[Dataset entries]
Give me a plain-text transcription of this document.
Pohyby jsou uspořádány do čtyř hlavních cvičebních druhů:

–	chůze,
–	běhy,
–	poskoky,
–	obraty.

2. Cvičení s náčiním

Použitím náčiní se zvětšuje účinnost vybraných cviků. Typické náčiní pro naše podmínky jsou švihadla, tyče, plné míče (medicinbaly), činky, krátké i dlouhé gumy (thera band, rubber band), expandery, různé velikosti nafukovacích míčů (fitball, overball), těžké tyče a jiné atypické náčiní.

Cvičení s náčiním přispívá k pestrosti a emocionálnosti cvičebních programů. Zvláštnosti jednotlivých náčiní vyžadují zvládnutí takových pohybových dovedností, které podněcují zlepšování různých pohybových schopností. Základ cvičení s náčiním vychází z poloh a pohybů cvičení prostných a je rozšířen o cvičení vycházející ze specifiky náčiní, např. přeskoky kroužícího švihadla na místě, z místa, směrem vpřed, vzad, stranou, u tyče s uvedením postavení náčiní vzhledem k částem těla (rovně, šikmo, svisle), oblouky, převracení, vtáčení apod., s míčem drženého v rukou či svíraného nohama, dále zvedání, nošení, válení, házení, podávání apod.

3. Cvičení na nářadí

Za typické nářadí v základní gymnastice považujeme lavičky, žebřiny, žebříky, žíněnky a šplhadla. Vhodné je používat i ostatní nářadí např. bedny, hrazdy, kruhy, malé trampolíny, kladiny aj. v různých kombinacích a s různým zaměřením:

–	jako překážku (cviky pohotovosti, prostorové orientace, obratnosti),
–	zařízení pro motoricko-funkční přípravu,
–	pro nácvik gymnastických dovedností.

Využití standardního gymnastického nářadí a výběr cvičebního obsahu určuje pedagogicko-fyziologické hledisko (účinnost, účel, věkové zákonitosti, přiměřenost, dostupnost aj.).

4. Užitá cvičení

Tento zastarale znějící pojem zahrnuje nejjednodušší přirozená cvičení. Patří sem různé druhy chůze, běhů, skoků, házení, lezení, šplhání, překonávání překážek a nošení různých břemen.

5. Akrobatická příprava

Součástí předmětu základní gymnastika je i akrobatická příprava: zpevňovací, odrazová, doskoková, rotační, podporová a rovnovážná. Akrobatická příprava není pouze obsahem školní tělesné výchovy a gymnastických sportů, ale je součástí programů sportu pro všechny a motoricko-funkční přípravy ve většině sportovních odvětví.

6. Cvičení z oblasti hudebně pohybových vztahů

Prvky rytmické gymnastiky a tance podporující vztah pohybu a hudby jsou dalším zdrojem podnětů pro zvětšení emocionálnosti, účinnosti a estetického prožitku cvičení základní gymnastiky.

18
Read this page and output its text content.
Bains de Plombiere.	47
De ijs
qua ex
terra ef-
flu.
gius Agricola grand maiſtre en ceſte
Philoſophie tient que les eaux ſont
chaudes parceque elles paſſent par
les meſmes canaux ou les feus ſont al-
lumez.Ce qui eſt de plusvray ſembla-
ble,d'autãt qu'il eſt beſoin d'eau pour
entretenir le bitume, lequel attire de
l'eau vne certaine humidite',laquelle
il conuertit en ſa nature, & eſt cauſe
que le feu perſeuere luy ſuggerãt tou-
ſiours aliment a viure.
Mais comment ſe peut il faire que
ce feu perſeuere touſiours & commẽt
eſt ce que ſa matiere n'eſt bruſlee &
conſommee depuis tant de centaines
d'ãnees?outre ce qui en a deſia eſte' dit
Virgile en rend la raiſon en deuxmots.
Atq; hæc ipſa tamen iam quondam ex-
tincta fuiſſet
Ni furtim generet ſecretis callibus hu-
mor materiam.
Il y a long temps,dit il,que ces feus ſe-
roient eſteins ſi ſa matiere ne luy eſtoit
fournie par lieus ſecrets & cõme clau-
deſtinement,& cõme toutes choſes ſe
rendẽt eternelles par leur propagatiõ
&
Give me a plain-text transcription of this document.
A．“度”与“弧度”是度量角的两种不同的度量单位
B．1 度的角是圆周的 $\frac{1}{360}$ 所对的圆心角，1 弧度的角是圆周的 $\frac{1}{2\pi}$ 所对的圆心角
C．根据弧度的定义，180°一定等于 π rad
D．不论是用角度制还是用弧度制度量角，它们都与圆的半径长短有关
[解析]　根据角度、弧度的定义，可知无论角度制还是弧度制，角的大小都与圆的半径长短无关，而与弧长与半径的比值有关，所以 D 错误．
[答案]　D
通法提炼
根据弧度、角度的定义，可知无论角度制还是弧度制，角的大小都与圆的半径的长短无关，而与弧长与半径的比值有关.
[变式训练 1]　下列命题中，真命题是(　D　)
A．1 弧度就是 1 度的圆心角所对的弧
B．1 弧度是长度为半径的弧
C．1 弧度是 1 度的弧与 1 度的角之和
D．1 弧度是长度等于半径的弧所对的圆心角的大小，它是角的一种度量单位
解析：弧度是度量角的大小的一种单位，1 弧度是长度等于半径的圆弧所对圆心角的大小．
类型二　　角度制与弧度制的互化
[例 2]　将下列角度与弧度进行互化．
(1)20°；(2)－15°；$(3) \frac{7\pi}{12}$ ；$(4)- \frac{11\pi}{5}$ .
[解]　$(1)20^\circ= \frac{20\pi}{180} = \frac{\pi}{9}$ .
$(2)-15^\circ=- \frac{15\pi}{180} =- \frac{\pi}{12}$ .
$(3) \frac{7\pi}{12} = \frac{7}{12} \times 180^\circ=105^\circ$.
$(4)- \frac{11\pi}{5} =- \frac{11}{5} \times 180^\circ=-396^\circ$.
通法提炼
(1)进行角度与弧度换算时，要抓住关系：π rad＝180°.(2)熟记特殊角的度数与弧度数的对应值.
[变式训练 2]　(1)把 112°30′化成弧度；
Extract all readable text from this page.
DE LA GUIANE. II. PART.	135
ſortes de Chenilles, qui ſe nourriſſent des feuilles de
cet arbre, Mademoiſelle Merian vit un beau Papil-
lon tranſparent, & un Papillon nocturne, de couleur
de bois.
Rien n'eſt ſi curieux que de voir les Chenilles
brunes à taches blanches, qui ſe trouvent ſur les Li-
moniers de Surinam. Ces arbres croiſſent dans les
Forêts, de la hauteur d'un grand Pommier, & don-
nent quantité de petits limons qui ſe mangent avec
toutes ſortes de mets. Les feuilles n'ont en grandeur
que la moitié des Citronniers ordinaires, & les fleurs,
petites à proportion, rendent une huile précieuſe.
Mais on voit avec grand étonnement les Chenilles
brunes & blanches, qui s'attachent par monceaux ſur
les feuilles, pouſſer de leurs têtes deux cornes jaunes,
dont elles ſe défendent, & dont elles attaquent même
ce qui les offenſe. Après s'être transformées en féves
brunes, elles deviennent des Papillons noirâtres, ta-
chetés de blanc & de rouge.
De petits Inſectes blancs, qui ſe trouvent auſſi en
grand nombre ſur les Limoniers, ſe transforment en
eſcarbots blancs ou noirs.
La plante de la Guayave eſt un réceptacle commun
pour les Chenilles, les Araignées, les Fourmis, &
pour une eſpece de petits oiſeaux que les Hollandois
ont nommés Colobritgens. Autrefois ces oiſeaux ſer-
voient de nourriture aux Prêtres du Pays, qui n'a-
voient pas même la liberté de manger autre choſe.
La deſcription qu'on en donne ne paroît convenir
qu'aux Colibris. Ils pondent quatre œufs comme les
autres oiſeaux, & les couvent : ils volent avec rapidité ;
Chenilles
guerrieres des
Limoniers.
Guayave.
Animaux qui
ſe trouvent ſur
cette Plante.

--- Requirements ---
Write down every line of the data exactly as it appears above.

--- Finished task ---
Give me a plain-text transcription of this document.
Pohyby jsou uspořádány do čtyř hlavních cvičebních druhů:

–	chůze,
–	běhy,
–	poskoky,
–	obraty.

2. Cvičení s náčiním

Použitím náčiní se zvětšuje účinnost vybraných cviků. Typické náčiní pro naše podmínky jsou švihadla, tyče, plné míče (medicinbaly), činky, krátké i dlouhé gumy (thera band, rubber band), expandery, různé velikosti nafukovacích míčů (fitball, overball), těžké tyče a jiné atypické náčiní.

Cvičení s náčiním přispívá k pestrosti a emocionálnosti cvičebních programů. Zvláštnosti jednotlivých náčiní vyžadují zvládnutí takových pohybových dovedností, které podněcují zlepšování různých pohybových schopností. Základ cvičení s náčiním vychází z poloh a pohybů cvičení prostných a je rozšířen o cvičení vycházející ze specifiky náčiní, např. přeskoky kroužícího švihadla na místě, z místa, směrem vpřed, vzad, stranou, u tyče s uvedením postavení náčiní vzhledem k částem těla (rovně, šikmo, svisle), oblouky, převracení, vtáčení apod., s míčem drženého v rukou či svíraného nohama, dále zvedání, nošení, válení, házení, podávání apod.

3. Cvičení na nářadí

Za typické nářadí v základní gymnastice považujeme lavičky, žebřiny, žebříky, žíněnky a šplhadla. Vhodné je používat i ostatní nářadí např. bedny, hrazdy, kruhy, malé trampolíny, kladiny aj. v různých kombinacích a s různým zaměřením:

–	jako překážku (cviky pohotovosti, prostorové orientace, obratnosti),
–	zařízení pro motoricko-funkční přípravu,
–	pro nácvik gymnastických dovedností.

Využití standardního gymnastického nářadí a výběr cvičebního obsahu určuje pedagogicko-fyziologické hledisko (účinnost, účel, věkové zákonitosti, přiměřenost, dostupnost aj.).

4. Užitá cvičení

Tento zastarale znějící pojem zahrnuje nejjednodušší přirozená cvičení. Patří sem různé druhy chůze, běhů, skoků, házení, lezení, šplhání, překonávání překážek a nošení různých břemen.

5. Akrobatická příprava

Součástí předmětu základní gymnastika je i akrobatická příprava: zpevňovací, odrazová, doskoková, rotační, podporová a rovnovážná. Akrobatická příprava není pouze obsahem školní tělesné výchovy a gymnastických sportů, ale je součástí programů sportu pro všechny a motoricko-funkční přípravy ve většině sportovních odvětví.

6. Cvičení z oblasti hudebně pohybových vztahů

Prvky rytmické gymnastiky a tance podporující vztah pohybu a hudby jsou dalším zdrojem podnětů pro zvětšení emocionálnosti, účinnosti a estetického prožitku cvičení základní gymnastiky.

18
Read this page and output its text content.
Bains de Plombiere.	47
De ijs
qua ex
terra ef-
flu.
gius Agricola grand maiſtre en ceſte
Philoſophie tient que les eaux ſont
chaudes parceque elles paſſent par
les meſmes canaux ou les feus ſont al-
lumez.Ce qui eſt de plusvray ſembla-
ble,d'autãt qu'il eſt beſoin d'eau pour
entretenir le bitume, lequel attire de
l'eau vne certaine humidite',laquelle
il conuertit en ſa nature, & eſt cauſe
que le feu perſeuere luy ſuggerãt tou-
ſiours aliment a viure.
Mais comment ſe peut il faire que
ce feu perſeuere touſiours & commẽt
eſt ce que ſa matiere n'eſt bruſlee &
conſommee depuis tant de centaines
d'ãnees?outre ce qui en a deſia eſte' dit
Virgile en rend la raiſon en deuxmots.
Atq; hæc ipſa tamen iam quondam ex-
tincta fuiſſet
Ni furtim generet ſecretis callibus hu-
mor materiam.
Il y a long temps,dit il,que ces feus ſe-
roient eſteins ſi ſa matiere ne luy eſtoit
fournie par lieus ſecrets & cõme clau-
deſtinement,& cõme toutes choſes ſe
rendẽt eternelles par leur propagatiõ
&
Give me a plain-text transcription of this document.
A．“度”与“弧度”是度量角的两种不同的度量单位
B．1 度的角是圆周的 $\frac{1}{360}$ 所对的圆心角，1 弧度的角是圆周的 $\frac{1}{2\pi}$ 所对的圆心角
C．根据弧度的定义，180°一定等于 π rad
D．不论是用角度制还是用弧度制度量角，它们都与圆的半径长短有关
[解析]　根据角度、弧度的定义，可知无论角度制还是弧度制，角的大小都与圆的半径长短无关，而与弧长与半径的比值有关，所以 D 错误．
[答案]　D
通法提炼
根据弧度、角度的定义，可知无论角度制还是弧度制，角的大小都与圆的半径的长短无关，而与弧长与半径的比值有关.
[变式训练 1]　下列命题中，真命题是(　D　)
A．1 弧度就是 1 度的圆心角所对的弧
B．1 弧度是长度为半径的弧
C．1 弧度是 1 度的弧与 1 度的角之和
D．1 弧度是长度等于半径的弧所对的圆心角的大小，它是角的一种度量单位
解析：弧度是度量角的大小的一种单位，1 弧度是长度等于半径的圆弧所对圆心角的大小．
类型二　　角度制与弧度制的互化
[例 2]　将下列角度与弧度进行互化．
(1)20°；(2)－15°；$(3) \frac{7\pi}{12}$ ；$(4)- \frac{11\pi}{5}$ .
[解]　$(1)20^\circ= \frac{20\pi}{180} = \frac{\pi}{9}$ .
$(2)-15^\circ=- \frac{15\pi}{180} =- \frac{\pi}{12}$ .
$(3) \frac{7\pi}{12} = \frac{7}{12} \times 180^\circ=105^\circ$.
$(4)- \frac{11\pi}{5} =- \frac{11}{5} \times 180^\circ=-396^\circ$.
通法提炼
(1)进行角度与弧度换算时，要抓住关系：π rad＝180°.(2)熟记特殊角的度数与弧度数的对应值.
[变式训练 2]　(1)把 112°30′化成弧度；
Extract all readable text from this page.
DE LA GUIANE. II. PART.	135
ſortes de Chenilles, qui ſe nourriſſent des feuilles de
cet arbre, Mademoiſelle Merian vit un beau Papil-
lon tranſparent, & un Papillon nocturne, de couleur
de bois.
Rien n'eſt ſi curieux que de voir les Chenilles
brunes à taches blanches, qui ſe trouvent ſur les Li-
moniers de Surinam. Ces arbres croiſſent dans les
Forêts, de la hauteur d'un grand Pommier, & don-
nent quantité de petits limons qui ſe mangent avec
toutes ſortes de mets. Les feuilles n'ont en grandeur
que la moitié des Citronniers ordinaires, & les fleurs,
petites à proportion, rendent une huile précieuſe.
Mais on voit avec grand étonnement les Chenilles
brunes & blanches, qui s'attachent par monceaux ſur
les feuilles, pouſſer de leurs têtes deux cornes jaunes,
dont elles ſe défendent, & dont elles attaquent même
ce qui les offenſe. Après s'être transformées en féves
brunes, elles deviennent des Papillons noirâtres, ta-
chetés de blanc & de rouge.
De petits Inſectes blancs, qui ſe trouvent auſſi en
grand nombre ſur les Limoniers, ſe transforment en
eſcarbots blancs ou noirs.
La plante de la Guayave eſt un réceptacle commun
pour les Chenilles, les Araignées, les Fourmis, &
pour une eſpece de petits oiſeaux que les Hollandois
ont nommés Colobritgens. Autrefois ces oiſeaux ſer-
voient de nourriture aux Prêtres du Pays, qui n'a-
voient pas même la liberté de manger autre choſe.
La deſcription qu'on en donne ne paroît convenir
qu'aux Colibris. Ils pondent quatre œufs comme les
autres oiſeaux, & les couvent : ils volent avec rapidité ;
Chenilles
guerrieres des
Limoniers.
Guayave.
Animaux qui
ſe trouvent ſur
cette Plante.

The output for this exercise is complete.